(Trecho selecionado)
"DIVERSOS CAMINHOS EM BLOCOS", POR ZANOTO
Jornalista famoso do Correio do Sul (Varginha/MG), desde 1950 mantém a coluna lítero-poética "Diversos Caminhos" naquele jornal.
Manteve coluna em Blocos Online de janeiro de 1998 a dezembro de 1999, e agora retorna à Internet, novamente através de nosso site.
C. Postal, 107 - 37002-970 Varginha/MG
Coluna de 15/05
1. Hugo Ruyer de Carvalho, de Valença (RJ), me disse certa vez que a vida gostosa, a verdadeira vida do indivíduo, são as férias. No que, imediatamente, meu amigo P. H. Xavier acrescentou que os lazeres também. Por isso, disse Hugo Ruyer, a gente fala: “estou no gozo de minhas férias”. Há mais de duas semanas que Rodolfo Serkin, participante do nosso modesto grupo, se ausentou de férias e não dá sinais de regresso. Minha mala está vazia. Creio que está na hora de enche-la e sair por aí a passeio. Vida nova, meu caro: passeio, férias, conforto, bem-estar, fantasia, lazer. Benza-Deus que nada disso seja, para mim, no momento, uma utopia.

(Itens)
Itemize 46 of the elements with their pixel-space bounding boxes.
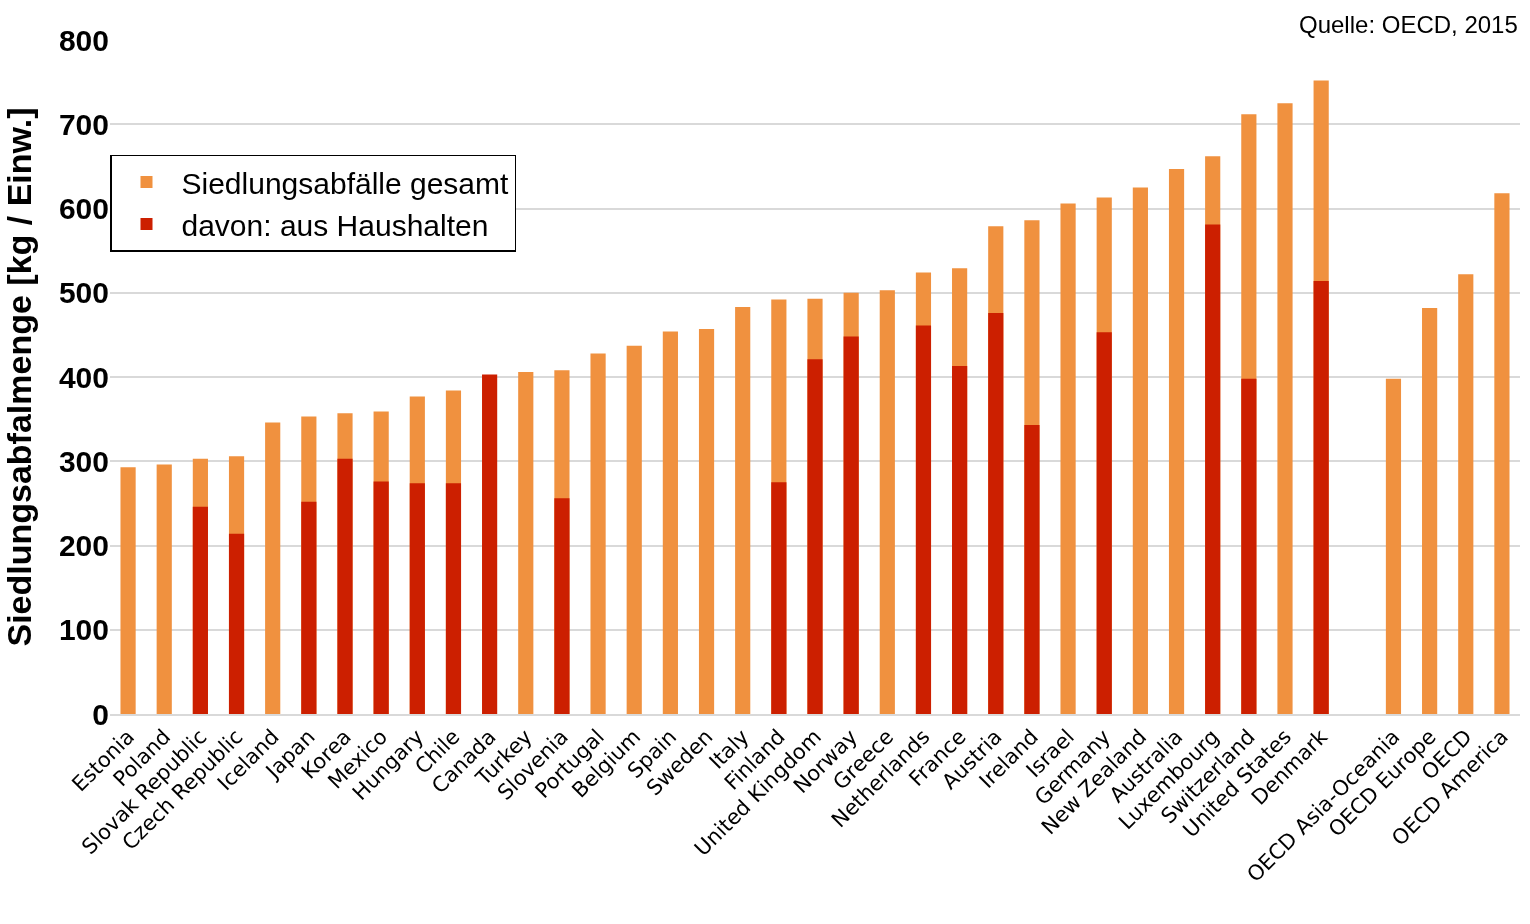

---

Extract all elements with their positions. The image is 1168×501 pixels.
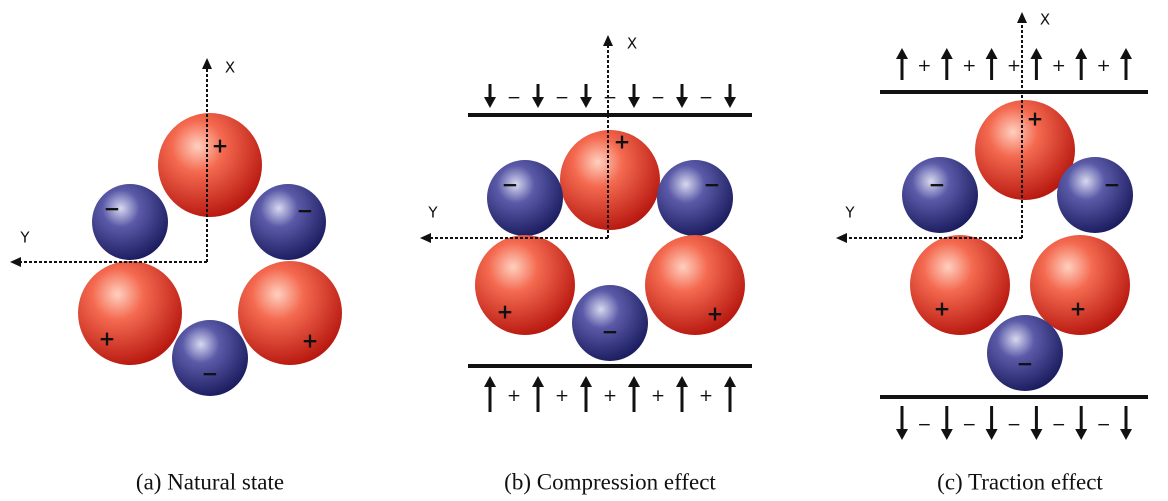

(Detalhes da tarefa) Reescreva a parte do trecho selecionado que vai de "C. Postal, 107" até "momento, uma utopia.", inclusive, substituindo "férias" por "folgas". Os itens formam um material independente do trecho selecionado.

(Resposta da tarefa)
C. Postal, 107 - 37002-970 Varginha/MG
Coluna de 15/05
1. Hugo Ruyer de Carvalho, de Valença (RJ), me disse certa vez que a vida gostosa, a verdadeira vida do indivíduo, são as folgas. No que, imediatamente, meu amigo P. H. Xavier acrescentou que os lazeres também. Por isso, disse Hugo Ruyer, a gente fala: “estou no gozo de minhas folgas”. Há mais de duas semanas que Rodolfo Serkin, participante do nosso modesto grupo, se ausentou de folgas e não dá sinais de regresso. Minha mala está vazia. Creio que está na hora de enche-la e sair por aí a passeio. Vida nova, meu caro: passeio, folgas, conforto, bem-estar, fantasia, lazer. Benza-Deus que nada disso seja, para mim, no momento, uma utopia.